Stated task:
Write out the data below in full, unchanged, minus the images.

----- Data for processing -----

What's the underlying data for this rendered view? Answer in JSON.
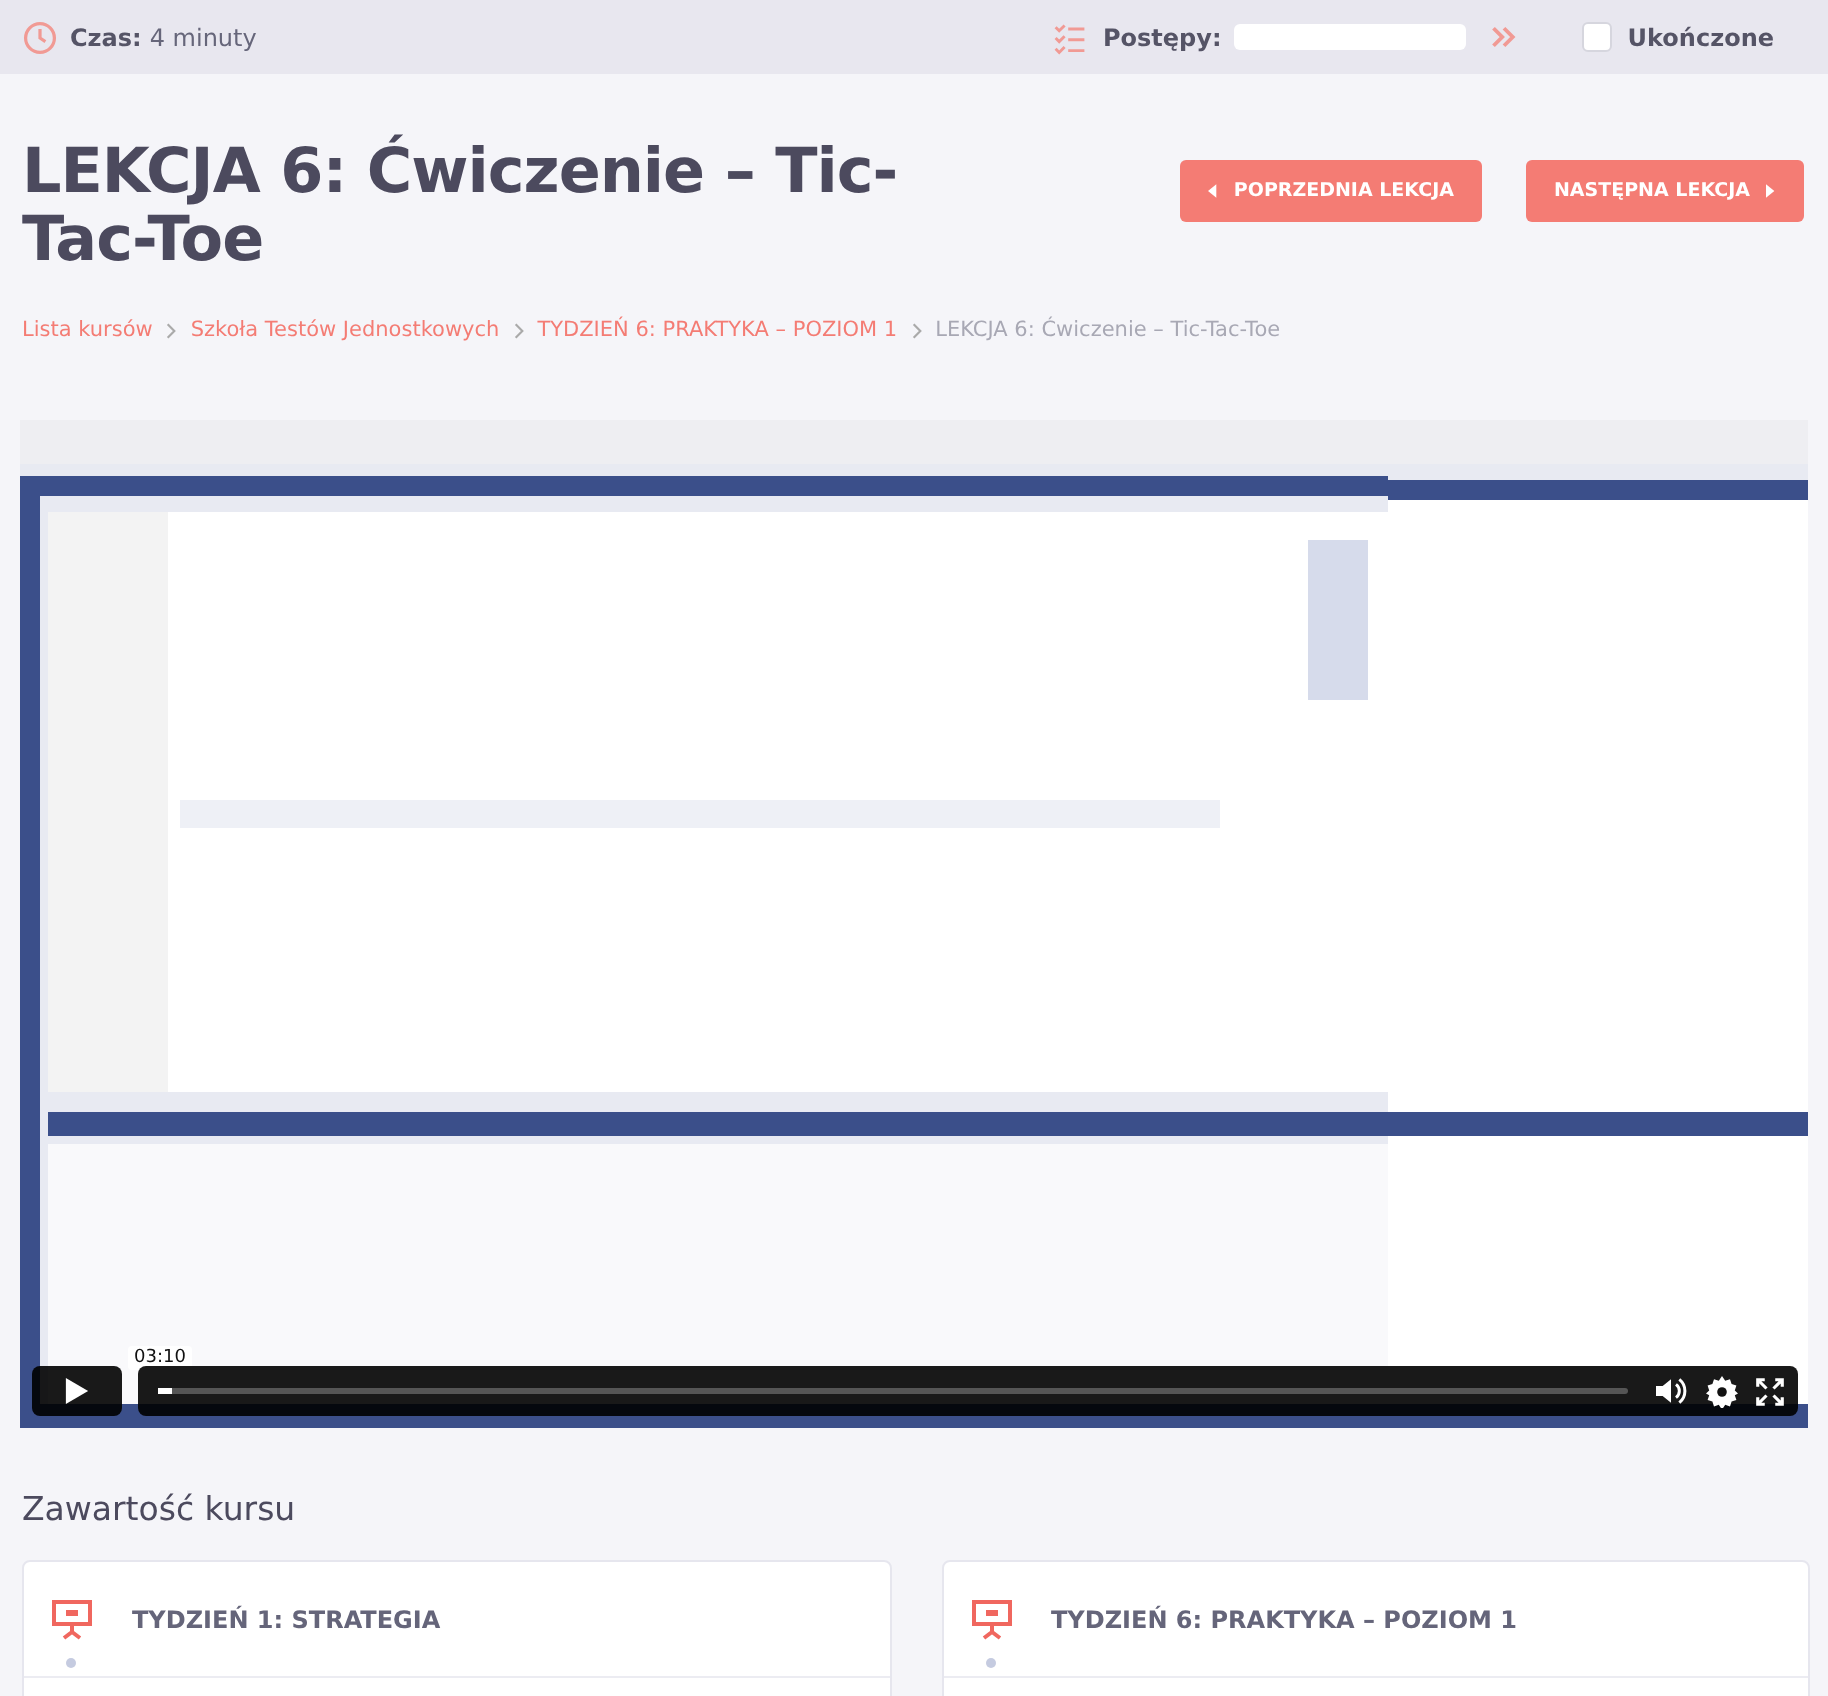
{
  "top_bar": {
    "time_label": "Czas:",
    "time_value": "4 minuty",
    "progress_label": "Postępy:",
    "progress": {
      "level": 0
    },
    "completed": {
      "label": "Ukończone",
      "checked": false
    }
  },
  "title": "LEKCJA 6: Ćwiczenie – Tic-Tac-Toe",
  "nav_buttons": [
    {
      "label": "POPRZEDNIA LEKCJA",
      "kind": "prev"
    },
    {
      "label": "NASTĘPNA LEKCJA",
      "kind": "next"
    }
  ],
  "breadcrumbs": [
    {
      "label": "Lista kursów",
      "current": false
    },
    {
      "label": "Szkoła Testów Jednostkowych",
      "current": false
    },
    {
      "label": "TYDZIEŃ 6: PRAKTYKA – POZIOM 1",
      "current": false
    },
    {
      "label": "LEKCJA 6: Ćwiczenie – Tic-Tac-Toe",
      "current": true
    }
  ],
  "video": {
    "kind": "picture",
    "time_tooltip": "03:10",
    "playback": {
      "level": 0.01
    }
  },
  "course_content": {
    "heading": "Zawartość kursu",
    "sections": [
      {
        "title": "TYDZIEŃ 1: STRATEGIA"
      },
      {
        "title": "TYDZIEŃ 6: PRAKTYKA – POZIOM 1"
      }
    ]
  }
}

-----

Output of the exercise:
What's the underlying data for this rendered view? Answer in JSON.
{
  "top_bar": {
    "time_label": "Czas:",
    "time_value": "4 minuty",
    "progress_label": "Postępy:",
    "progress": {
      "level": 0
    },
    "completed": {
      "label": "Ukończone",
      "checked": false
    }
  },
  "title": "LEKCJA 6: Ćwiczenie – Tic-Tac-Toe",
  "nav_buttons": [
    {
      "label": "POPRZEDNIA LEKCJA",
      "kind": "prev"
    },
    {
      "label": "NASTĘPNA LEKCJA",
      "kind": "next"
    }
  ],
  "breadcrumbs": [
    {
      "label": "Lista kursów",
      "current": false
    },
    {
      "label": "Szkoła Testów Jednostkowych",
      "current": false
    },
    {
      "label": "TYDZIEŃ 6: PRAKTYKA – POZIOM 1",
      "current": false
    },
    {
      "label": "LEKCJA 6: Ćwiczenie – Tic-Tac-Toe",
      "current": true
    }
  ],
  "video": {
    "kind": "picture",
    "time_tooltip": "03:10",
    "playback": {
      "level": 0.01
    }
  },
  "course_content": {
    "heading": "Zawartość kursu",
    "sections": [
      {
        "title": "TYDZIEŃ 1: STRATEGIA"
      },
      {
        "title": "TYDZIEŃ 6: PRAKTYKA – POZIOM 1"
      }
    ]
  }
}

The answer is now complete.